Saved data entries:

────────────────────

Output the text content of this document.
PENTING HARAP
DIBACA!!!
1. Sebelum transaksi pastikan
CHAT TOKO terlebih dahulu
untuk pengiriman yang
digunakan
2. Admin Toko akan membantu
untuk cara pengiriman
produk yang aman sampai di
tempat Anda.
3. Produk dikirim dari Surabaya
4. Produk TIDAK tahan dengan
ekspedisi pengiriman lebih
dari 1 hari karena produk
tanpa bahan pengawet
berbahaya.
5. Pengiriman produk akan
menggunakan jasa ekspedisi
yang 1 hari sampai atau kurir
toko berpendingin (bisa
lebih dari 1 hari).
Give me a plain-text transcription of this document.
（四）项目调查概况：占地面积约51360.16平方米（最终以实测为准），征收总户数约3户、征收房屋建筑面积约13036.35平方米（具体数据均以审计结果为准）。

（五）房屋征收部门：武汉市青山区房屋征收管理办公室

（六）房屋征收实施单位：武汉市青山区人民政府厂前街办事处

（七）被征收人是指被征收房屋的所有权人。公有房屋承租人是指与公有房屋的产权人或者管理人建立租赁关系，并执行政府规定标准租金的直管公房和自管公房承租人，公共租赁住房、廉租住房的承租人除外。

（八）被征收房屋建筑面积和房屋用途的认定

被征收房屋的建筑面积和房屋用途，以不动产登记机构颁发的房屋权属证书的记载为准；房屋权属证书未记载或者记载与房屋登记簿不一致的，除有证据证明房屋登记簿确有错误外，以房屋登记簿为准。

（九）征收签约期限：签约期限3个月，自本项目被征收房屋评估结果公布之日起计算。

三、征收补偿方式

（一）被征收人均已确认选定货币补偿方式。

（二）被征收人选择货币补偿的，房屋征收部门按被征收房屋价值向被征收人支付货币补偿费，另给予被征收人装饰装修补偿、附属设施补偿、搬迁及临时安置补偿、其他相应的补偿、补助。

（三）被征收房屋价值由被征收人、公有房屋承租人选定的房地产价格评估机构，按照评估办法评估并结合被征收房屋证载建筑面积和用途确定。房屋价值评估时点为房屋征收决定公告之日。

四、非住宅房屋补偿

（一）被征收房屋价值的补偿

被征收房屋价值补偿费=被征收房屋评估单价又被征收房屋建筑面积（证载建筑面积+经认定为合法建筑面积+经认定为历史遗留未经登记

────────────────────

GOAL OF THE EXERCISE. Reproduce the whole listing word for word.

EXERCISE RESPONSE.
Output the text content of this document.
PENTING HARAP
DIBACA!!!
1. Sebelum transaksi pastikan
CHAT TOKO terlebih dahulu
untuk pengiriman yang
digunakan
2. Admin Toko akan membantu
untuk cara pengiriman
produk yang aman sampai di
tempat Anda.
3. Produk dikirim dari Surabaya
4. Produk TIDAK tahan dengan
ekspedisi pengiriman lebih
dari 1 hari karena produk
tanpa bahan pengawet
berbahaya.
5. Pengiriman produk akan
menggunakan jasa ekspedisi
yang 1 hari sampai atau kurir
toko berpendingin (bisa
lebih dari 1 hari).
Give me a plain-text transcription of this document.
（四）项目调查概况：占地面积约51360.16平方米（最终以实测为准），征收总户数约3户、征收房屋建筑面积约13036.35平方米（具体数据均以审计结果为准）。

（五）房屋征收部门：武汉市青山区房屋征收管理办公室

（六）房屋征收实施单位：武汉市青山区人民政府厂前街办事处

（七）被征收人是指被征收房屋的所有权人。公有房屋承租人是指与公有房屋的产权人或者管理人建立租赁关系，并执行政府规定标准租金的直管公房和自管公房承租人，公共租赁住房、廉租住房的承租人除外。

（八）被征收房屋建筑面积和房屋用途的认定

被征收房屋的建筑面积和房屋用途，以不动产登记机构颁发的房屋权属证书的记载为准；房屋权属证书未记载或者记载与房屋登记簿不一致的，除有证据证明房屋登记簿确有错误外，以房屋登记簿为准。

（九）征收签约期限：签约期限3个月，自本项目被征收房屋评估结果公布之日起计算。

三、征收补偿方式

（一）被征收人均已确认选定货币补偿方式。

（二）被征收人选择货币补偿的，房屋征收部门按被征收房屋价值向被征收人支付货币补偿费，另给予被征收人装饰装修补偿、附属设施补偿、搬迁及临时安置补偿、其他相应的补偿、补助。

（三）被征收房屋价值由被征收人、公有房屋承租人选定的房地产价格评估机构，按照评估办法评估并结合被征收房屋证载建筑面积和用途确定。房屋价值评估时点为房屋征收决定公告之日。

四、非住宅房屋补偿

（一）被征收房屋价值的补偿

被征收房屋价值补偿费=被征收房屋评估单价又被征收房屋建筑面积（证载建筑面积+经认定为合法建筑面积+经认定为历史遗留未经登记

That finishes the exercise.